## Directions:
Check every line of the entries below for the word "percentage", and copy the ones that have it.
── Data supplied ──
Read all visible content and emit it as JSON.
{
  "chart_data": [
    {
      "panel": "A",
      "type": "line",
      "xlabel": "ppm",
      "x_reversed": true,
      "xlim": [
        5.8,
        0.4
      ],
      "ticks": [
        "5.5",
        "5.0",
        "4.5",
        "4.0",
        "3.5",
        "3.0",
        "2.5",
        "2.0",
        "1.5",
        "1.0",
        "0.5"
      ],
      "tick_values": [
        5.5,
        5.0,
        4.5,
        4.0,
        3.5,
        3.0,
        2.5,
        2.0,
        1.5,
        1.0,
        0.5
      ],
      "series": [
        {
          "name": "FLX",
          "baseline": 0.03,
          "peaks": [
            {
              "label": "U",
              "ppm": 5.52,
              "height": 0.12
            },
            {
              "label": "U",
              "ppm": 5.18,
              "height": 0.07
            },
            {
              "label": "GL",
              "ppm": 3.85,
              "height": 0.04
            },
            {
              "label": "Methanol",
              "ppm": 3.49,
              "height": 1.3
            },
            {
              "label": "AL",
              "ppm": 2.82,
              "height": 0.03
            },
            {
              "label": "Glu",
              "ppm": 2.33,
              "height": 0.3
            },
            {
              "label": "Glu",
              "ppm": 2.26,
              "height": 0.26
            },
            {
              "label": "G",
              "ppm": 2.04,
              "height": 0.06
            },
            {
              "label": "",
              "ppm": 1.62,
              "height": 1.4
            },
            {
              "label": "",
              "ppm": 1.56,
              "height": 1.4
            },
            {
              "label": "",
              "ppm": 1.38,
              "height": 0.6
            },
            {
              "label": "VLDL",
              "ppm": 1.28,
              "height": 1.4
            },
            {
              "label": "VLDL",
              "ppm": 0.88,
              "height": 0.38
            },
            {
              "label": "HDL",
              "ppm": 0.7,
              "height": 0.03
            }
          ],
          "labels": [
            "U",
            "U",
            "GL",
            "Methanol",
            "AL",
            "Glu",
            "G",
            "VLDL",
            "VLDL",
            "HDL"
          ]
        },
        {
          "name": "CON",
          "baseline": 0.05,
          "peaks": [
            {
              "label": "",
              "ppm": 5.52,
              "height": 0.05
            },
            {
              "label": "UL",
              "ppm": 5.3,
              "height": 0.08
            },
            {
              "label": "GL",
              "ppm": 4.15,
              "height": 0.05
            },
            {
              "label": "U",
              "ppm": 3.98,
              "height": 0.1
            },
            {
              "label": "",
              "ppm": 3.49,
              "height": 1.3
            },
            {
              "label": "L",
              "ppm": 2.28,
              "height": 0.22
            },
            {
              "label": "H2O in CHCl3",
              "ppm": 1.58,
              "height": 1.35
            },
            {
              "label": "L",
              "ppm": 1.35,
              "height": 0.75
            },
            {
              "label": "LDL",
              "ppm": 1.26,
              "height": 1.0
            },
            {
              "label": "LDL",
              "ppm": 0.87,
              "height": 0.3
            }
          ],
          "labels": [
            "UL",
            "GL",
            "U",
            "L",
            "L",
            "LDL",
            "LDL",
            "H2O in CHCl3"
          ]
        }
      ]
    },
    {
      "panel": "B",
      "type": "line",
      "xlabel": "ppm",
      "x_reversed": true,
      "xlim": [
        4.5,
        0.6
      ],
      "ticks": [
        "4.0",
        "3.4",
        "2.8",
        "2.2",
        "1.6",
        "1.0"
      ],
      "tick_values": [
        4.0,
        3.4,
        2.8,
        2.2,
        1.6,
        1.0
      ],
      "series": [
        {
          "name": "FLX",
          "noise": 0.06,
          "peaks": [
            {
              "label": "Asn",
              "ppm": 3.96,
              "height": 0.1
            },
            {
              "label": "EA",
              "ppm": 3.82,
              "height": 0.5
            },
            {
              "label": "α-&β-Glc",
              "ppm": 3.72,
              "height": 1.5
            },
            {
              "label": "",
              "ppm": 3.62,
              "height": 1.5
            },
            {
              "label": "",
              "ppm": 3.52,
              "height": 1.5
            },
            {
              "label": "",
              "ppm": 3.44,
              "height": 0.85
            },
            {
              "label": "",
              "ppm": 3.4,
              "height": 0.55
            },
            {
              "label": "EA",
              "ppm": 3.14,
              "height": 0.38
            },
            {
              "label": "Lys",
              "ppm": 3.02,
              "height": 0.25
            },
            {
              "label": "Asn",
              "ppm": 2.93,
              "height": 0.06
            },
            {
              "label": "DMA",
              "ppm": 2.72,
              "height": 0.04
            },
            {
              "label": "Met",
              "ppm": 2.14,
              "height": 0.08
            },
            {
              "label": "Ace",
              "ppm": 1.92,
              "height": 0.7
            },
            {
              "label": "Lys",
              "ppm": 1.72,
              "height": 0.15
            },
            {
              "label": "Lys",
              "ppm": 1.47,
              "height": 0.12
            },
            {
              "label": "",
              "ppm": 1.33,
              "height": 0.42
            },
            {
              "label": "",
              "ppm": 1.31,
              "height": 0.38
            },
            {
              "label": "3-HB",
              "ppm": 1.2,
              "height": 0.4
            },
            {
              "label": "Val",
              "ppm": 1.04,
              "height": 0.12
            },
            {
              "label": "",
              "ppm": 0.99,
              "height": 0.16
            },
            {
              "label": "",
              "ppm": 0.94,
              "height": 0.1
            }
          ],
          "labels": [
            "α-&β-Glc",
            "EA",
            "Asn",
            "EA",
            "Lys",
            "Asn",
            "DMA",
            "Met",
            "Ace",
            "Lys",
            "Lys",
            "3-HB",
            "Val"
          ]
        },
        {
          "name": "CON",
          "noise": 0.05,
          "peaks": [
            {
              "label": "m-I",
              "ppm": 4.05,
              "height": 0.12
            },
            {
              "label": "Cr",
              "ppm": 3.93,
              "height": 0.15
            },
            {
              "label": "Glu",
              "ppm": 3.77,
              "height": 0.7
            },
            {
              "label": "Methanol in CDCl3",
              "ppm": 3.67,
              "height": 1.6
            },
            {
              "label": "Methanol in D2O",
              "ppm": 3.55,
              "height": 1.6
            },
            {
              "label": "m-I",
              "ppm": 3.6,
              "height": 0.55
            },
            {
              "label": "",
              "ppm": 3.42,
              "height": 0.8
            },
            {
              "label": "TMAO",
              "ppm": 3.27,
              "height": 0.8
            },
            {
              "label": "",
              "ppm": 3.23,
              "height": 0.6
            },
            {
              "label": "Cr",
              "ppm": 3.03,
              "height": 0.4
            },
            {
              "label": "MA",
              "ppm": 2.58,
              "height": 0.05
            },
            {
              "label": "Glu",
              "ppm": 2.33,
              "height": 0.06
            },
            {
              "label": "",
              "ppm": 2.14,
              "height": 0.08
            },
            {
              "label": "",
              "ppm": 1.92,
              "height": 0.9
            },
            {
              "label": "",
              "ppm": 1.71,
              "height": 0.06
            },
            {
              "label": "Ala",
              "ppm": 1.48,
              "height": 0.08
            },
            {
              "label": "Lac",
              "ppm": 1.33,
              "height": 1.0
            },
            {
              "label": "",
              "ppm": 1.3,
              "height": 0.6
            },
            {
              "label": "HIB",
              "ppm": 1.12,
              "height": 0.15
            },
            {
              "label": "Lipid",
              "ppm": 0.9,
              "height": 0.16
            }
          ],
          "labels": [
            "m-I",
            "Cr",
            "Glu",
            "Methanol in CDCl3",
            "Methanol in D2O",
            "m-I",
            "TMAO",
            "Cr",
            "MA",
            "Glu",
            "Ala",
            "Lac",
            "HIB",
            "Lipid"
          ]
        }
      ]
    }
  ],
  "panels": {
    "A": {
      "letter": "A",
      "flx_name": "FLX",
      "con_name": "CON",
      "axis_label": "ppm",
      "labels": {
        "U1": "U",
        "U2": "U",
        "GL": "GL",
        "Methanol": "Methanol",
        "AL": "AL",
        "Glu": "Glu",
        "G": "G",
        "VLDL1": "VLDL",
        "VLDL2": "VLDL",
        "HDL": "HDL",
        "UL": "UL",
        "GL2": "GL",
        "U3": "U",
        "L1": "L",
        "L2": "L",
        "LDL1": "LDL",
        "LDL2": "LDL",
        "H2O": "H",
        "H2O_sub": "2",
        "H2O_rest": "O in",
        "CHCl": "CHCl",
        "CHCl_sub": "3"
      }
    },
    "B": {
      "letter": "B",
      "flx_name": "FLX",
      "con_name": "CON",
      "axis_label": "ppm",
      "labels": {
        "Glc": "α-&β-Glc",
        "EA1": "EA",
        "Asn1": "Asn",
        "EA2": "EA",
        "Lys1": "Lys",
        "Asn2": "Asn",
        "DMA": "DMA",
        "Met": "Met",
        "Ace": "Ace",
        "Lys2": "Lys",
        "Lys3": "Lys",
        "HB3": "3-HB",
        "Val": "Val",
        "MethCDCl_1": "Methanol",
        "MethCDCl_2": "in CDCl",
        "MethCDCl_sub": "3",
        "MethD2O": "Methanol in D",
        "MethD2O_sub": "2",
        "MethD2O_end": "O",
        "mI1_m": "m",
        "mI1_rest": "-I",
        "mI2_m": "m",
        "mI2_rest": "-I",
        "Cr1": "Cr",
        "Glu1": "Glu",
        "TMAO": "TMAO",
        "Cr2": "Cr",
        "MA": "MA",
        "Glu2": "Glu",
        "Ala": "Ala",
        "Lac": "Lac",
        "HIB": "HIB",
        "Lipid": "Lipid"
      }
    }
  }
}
───
── Data supplied ──
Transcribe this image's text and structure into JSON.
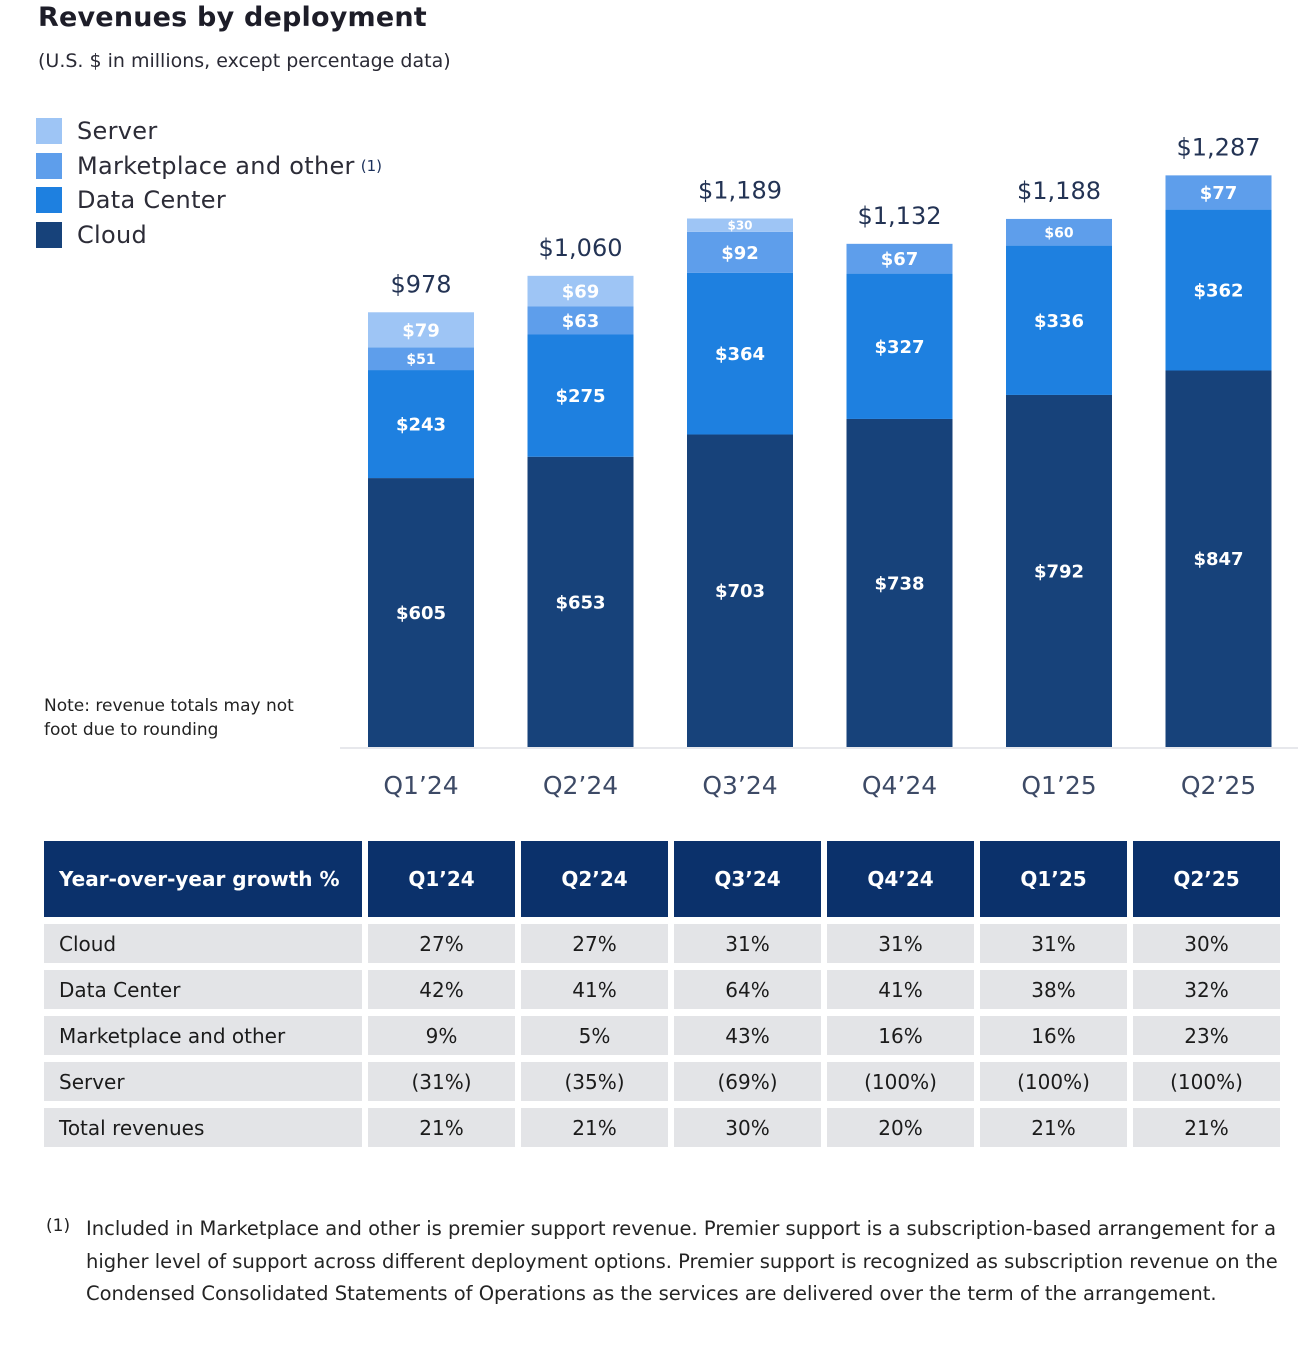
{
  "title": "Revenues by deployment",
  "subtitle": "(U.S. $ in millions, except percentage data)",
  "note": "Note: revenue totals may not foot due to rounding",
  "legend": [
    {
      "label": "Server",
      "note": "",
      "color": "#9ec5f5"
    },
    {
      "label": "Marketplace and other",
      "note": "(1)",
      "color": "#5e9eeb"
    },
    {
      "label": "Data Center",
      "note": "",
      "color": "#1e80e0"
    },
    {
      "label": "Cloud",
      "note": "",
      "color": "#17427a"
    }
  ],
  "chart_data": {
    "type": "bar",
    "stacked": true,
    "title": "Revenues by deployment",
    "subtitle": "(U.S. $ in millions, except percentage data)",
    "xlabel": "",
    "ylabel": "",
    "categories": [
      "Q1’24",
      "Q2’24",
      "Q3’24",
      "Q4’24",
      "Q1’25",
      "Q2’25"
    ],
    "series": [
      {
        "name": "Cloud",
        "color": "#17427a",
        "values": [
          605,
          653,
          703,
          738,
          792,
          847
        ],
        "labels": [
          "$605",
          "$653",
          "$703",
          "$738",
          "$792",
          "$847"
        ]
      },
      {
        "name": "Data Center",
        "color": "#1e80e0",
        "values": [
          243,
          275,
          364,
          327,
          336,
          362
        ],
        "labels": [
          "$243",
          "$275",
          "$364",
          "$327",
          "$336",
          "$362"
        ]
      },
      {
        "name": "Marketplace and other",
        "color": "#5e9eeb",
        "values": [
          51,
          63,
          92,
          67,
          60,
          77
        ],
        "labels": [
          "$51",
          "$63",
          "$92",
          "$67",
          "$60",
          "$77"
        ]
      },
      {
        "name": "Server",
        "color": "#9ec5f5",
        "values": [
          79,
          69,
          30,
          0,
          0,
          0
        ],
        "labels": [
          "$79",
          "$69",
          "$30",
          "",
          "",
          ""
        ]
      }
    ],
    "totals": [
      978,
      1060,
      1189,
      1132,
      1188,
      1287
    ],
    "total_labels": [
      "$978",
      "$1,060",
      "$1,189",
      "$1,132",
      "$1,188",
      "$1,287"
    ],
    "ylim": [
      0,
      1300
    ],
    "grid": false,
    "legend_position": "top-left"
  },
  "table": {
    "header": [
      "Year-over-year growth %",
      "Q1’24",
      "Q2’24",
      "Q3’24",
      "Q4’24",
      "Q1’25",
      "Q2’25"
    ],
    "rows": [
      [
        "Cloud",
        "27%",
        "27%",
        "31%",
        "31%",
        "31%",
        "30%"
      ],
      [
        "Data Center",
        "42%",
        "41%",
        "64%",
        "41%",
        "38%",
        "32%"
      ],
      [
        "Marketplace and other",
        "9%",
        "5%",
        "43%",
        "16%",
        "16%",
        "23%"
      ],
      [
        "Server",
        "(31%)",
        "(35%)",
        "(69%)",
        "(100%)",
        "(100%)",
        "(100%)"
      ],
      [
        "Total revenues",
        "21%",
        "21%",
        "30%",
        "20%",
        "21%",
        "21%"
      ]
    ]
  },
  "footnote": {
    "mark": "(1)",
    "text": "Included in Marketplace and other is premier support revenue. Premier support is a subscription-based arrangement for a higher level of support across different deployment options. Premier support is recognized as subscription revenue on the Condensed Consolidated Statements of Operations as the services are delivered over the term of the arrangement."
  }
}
───
## The solution:
  "subtitle": "(U.S. $ in millions, except percentage data)",
    "subtitle": "(U.S. $ in millions, except percentage data)",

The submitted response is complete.